## START
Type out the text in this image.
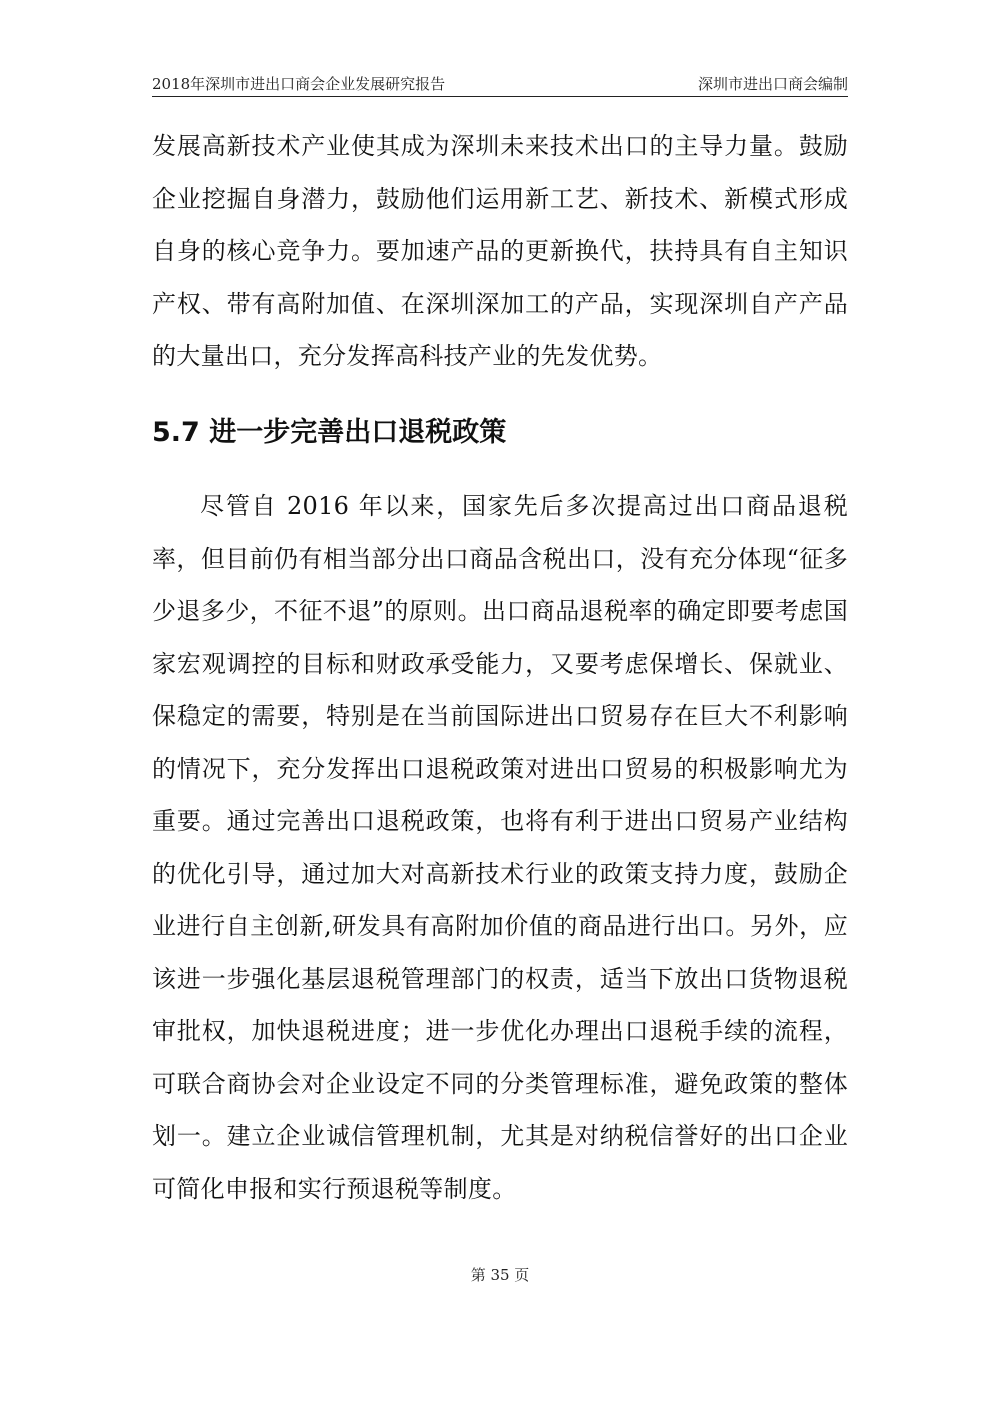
2018年深圳市进出口商会企业发展研究报告	深圳市进出口商会编制

发展高新技术产业使其成为深圳未来技术出口的主导力量。鼓励企业挖掘自身潜力，鼓励他们运用新工艺、新技术、新模式形成自身的核心竞争力。要加速产品的更新换代，扶持具有自主知识产权、带有高附加值、在深圳深加工的产品，实现深圳自产产品的大量出口，充分发挥高科技产业的先发优势。

5.7 进一步完善出口退税政策

尽管自 2016 年以来，国家先后多次提高过出口商品退税率，但目前仍有相当部分出口商品含税出口，没有充分体现“征多少退多少，不征不退”的原则。出口商品退税率的确定即要考虑国家宏观调控的目标和财政承受能力，又要考虑保增长、保就业、保稳定的需要，特别是在当前国际进出口贸易存在巨大不利影响的情况下，充分发挥出口退税政策对进出口贸易的积极影响尤为重要。通过完善出口退税政策，也将有利于进出口贸易产业结构的优化引导，通过加大对高新技术行业的政策支持力度，鼓励企业进行自主创新,研发具有高附加价值的商品进行出口。另外，应该进一步强化基层退税管理部门的权责，适当下放出口货物退税审批权，加快退税进度；进一步优化办理出口退税手续的流程，可联合商协会对企业设定不同的分类管理标准，避免政策的整体划一。建立企业诚信管理机制，尤其是对纳税信誉好的出口企业可简化申报和实行预退税等制度。

第 35 页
## END
_Task prompt_
Copy the listing word for word, excluding its pictures.

_Answer to the problem_
Type out the text in this image.
2018年深圳市进出口商会企业发展研究报告	深圳市进出口商会编制

发展高新技术产业使其成为深圳未来技术出口的主导力量。鼓励企业挖掘自身潜力，鼓励他们运用新工艺、新技术、新模式形成自身的核心竞争力。要加速产品的更新换代，扶持具有自主知识产权、带有高附加值、在深圳深加工的产品，实现深圳自产产品的大量出口，充分发挥高科技产业的先发优势。

5.7 进一步完善出口退税政策

尽管自 2016 年以来，国家先后多次提高过出口商品退税率，但目前仍有相当部分出口商品含税出口，没有充分体现“征多少退多少，不征不退”的原则。出口商品退税率的确定即要考虑国家宏观调控的目标和财政承受能力，又要考虑保增长、保就业、保稳定的需要，特别是在当前国际进出口贸易存在巨大不利影响的情况下，充分发挥出口退税政策对进出口贸易的积极影响尤为重要。通过完善出口退税政策，也将有利于进出口贸易产业结构的优化引导，通过加大对高新技术行业的政策支持力度，鼓励企业进行自主创新,研发具有高附加价值的商品进行出口。另外，应该进一步强化基层退税管理部门的权责，适当下放出口货物退税审批权，加快退税进度；进一步优化办理出口退税手续的流程，可联合商协会对企业设定不同的分类管理标准，避免政策的整体划一。建立企业诚信管理机制，尤其是对纳税信誉好的出口企业可简化申报和实行预退税等制度。

第 35 页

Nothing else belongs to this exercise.